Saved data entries

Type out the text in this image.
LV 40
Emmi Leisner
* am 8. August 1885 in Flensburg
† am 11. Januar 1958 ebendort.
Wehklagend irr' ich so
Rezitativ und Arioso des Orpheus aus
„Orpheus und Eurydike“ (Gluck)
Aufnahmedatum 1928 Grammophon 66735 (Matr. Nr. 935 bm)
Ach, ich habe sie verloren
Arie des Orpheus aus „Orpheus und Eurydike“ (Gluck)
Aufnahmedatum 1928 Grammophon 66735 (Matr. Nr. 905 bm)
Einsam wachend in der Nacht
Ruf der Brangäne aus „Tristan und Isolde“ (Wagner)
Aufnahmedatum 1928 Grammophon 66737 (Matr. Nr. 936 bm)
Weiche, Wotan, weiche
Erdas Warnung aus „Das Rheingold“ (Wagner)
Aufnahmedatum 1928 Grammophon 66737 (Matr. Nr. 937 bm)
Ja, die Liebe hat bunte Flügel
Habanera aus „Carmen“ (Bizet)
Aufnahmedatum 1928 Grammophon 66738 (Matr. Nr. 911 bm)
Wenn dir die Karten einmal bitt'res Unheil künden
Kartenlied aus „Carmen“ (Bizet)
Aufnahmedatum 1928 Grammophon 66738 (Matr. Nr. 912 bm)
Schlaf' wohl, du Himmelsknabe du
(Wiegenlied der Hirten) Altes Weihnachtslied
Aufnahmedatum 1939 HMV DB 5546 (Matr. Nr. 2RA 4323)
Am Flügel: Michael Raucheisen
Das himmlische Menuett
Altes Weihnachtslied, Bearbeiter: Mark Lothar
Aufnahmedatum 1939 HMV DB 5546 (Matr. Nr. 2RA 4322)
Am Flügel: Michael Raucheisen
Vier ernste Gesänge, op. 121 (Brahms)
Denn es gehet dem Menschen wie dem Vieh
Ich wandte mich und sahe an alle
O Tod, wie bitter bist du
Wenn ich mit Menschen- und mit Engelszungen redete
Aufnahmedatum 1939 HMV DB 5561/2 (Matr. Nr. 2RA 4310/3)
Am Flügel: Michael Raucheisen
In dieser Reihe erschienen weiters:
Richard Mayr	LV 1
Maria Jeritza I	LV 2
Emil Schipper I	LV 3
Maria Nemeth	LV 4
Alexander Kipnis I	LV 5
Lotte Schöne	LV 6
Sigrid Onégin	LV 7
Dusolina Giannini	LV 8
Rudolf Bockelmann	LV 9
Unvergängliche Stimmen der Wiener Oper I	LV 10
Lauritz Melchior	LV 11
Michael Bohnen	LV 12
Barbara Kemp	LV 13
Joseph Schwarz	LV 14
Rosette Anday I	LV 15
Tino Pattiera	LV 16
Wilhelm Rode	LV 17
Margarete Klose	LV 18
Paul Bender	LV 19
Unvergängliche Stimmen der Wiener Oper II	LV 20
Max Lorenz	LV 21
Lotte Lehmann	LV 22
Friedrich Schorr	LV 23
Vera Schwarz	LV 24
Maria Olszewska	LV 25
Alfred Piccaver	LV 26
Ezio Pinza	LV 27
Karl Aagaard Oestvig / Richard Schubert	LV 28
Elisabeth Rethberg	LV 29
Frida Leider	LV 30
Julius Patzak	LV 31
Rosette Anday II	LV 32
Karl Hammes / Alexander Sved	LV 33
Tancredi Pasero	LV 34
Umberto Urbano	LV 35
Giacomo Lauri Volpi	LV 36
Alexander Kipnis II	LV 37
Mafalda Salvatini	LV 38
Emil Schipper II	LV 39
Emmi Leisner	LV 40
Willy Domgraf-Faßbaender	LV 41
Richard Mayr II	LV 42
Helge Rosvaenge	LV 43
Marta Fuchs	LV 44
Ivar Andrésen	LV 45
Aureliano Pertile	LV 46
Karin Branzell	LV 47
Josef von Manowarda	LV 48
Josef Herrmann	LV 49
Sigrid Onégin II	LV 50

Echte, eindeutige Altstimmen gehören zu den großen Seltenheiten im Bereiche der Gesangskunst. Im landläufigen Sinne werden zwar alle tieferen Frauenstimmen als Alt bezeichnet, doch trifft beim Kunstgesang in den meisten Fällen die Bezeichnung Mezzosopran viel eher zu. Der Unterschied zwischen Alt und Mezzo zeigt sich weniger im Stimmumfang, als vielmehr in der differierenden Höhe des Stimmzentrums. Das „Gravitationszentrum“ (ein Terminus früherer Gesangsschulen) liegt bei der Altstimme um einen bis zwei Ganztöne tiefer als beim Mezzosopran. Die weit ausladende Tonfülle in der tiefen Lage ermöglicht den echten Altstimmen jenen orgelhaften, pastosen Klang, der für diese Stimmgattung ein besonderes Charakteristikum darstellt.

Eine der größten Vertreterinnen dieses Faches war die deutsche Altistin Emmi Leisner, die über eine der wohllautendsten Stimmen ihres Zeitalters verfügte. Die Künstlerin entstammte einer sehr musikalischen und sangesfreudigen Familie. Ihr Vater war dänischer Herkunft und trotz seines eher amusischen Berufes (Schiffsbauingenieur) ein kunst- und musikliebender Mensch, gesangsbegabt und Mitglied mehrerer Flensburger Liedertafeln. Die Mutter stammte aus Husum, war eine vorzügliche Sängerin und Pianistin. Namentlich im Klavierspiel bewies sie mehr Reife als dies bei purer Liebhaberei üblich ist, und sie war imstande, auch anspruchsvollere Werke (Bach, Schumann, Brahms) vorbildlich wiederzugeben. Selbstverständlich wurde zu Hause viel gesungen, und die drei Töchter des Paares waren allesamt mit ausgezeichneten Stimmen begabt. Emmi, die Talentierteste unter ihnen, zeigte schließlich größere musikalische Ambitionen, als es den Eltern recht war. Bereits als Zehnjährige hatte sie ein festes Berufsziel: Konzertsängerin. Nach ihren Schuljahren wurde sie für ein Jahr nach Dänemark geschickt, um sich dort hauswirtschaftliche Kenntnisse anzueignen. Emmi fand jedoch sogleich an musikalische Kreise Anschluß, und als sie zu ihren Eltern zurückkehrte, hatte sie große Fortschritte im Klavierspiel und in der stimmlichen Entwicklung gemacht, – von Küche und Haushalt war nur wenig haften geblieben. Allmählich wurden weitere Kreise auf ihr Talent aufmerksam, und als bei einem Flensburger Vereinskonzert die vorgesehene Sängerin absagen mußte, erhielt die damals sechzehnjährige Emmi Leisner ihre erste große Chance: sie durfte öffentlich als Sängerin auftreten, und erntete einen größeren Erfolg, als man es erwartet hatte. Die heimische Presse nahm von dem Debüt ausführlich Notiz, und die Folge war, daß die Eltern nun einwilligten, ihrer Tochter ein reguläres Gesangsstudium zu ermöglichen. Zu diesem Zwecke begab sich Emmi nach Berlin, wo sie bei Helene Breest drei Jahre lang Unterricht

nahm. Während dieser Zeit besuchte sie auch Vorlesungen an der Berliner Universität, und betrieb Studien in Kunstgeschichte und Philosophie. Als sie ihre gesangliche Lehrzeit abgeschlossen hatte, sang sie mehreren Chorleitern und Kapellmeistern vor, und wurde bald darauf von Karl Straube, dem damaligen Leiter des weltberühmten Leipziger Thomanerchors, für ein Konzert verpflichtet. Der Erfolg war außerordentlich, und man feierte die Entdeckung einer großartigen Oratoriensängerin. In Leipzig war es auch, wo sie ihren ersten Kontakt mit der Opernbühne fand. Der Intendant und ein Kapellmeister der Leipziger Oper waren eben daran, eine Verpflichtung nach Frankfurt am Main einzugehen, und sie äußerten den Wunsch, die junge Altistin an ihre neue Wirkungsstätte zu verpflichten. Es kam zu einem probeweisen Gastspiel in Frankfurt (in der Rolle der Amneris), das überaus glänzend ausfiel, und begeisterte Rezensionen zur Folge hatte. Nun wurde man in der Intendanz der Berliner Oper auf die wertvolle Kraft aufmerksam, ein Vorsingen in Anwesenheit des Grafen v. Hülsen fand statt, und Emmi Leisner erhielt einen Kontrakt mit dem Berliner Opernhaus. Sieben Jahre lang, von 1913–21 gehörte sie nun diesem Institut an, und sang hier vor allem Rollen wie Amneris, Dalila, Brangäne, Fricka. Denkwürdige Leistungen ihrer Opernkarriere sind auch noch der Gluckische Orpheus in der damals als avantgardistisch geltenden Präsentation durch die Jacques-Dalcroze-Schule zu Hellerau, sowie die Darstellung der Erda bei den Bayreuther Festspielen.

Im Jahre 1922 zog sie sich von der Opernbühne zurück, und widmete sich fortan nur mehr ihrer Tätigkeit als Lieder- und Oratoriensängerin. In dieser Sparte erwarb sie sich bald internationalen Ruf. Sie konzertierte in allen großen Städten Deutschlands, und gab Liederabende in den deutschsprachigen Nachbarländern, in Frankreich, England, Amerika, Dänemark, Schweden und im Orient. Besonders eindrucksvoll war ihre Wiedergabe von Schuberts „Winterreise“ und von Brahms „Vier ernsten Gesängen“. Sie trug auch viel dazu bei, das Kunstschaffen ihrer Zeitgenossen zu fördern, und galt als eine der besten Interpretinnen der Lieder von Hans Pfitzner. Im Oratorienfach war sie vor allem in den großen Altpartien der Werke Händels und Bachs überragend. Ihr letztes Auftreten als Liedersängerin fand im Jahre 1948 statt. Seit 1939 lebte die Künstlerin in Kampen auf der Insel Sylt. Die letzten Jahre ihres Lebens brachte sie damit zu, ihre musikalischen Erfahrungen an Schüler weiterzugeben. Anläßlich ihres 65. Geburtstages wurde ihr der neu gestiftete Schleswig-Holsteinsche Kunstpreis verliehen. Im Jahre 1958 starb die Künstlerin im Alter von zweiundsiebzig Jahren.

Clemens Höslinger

#### [THE PROBLEM]
Count up the lines in the listing that hold the word "Matr", and give that number only.

#### [OUTPUT FOR THIS EXERCISE]
9